▶ _Exercise objective_
Every line of the data should be output word for word.

▶ _Data extracts_
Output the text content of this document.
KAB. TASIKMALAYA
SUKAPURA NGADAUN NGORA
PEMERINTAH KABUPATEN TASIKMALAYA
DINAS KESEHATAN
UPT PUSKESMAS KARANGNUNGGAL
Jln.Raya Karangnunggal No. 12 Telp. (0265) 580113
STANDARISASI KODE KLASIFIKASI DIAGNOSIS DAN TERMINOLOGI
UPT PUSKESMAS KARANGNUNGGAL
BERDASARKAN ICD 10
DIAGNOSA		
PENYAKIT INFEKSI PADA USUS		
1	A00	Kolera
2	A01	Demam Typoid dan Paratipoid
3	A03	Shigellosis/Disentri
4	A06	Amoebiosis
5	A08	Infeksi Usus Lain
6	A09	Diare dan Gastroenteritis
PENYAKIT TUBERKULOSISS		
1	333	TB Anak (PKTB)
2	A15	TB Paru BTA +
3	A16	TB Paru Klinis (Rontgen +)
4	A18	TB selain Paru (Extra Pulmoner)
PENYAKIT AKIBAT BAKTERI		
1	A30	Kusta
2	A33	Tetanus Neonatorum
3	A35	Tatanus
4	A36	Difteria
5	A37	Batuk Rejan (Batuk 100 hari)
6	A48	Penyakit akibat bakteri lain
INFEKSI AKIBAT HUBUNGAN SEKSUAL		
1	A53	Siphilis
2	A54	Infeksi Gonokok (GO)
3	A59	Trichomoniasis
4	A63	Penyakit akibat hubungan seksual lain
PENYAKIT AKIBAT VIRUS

▶ _Task output_
Output the text content of this document.
KAB. TASIKMALAYA
SUKAPURA NGADAUN NGORA
PEMERINTAH KABUPATEN TASIKMALAYA
DINAS KESEHATAN
UPT PUSKESMAS KARANGNUNGGAL
Jln.Raya Karangnunggal No. 12 Telp. (0265) 580113
STANDARISASI KODE KLASIFIKASI DIAGNOSIS DAN TERMINOLOGI
UPT PUSKESMAS KARANGNUNGGAL
BERDASARKAN ICD 10
DIAGNOSA		
PENYAKIT INFEKSI PADA USUS		
1	A00	Kolera
2	A01	Demam Typoid dan Paratipoid
3	A03	Shigellosis/Disentri
4	A06	Amoebiosis
5	A08	Infeksi Usus Lain
6	A09	Diare dan Gastroenteritis
PENYAKIT TUBERKULOSISS		
1	333	TB Anak (PKTB)
2	A15	TB Paru BTA +
3	A16	TB Paru Klinis (Rontgen +)
4	A18	TB selain Paru (Extra Pulmoner)
PENYAKIT AKIBAT BAKTERI		
1	A30	Kusta
2	A33	Tetanus Neonatorum
3	A35	Tatanus
4	A36	Difteria
5	A37	Batuk Rejan (Batuk 100 hari)
6	A48	Penyakit akibat bakteri lain
INFEKSI AKIBAT HUBUNGAN SEKSUAL		
1	A53	Siphilis
2	A54	Infeksi Gonokok (GO)
3	A59	Trichomoniasis
4	A63	Penyakit akibat hubungan seksual lain
PENYAKIT AKIBAT VIRUS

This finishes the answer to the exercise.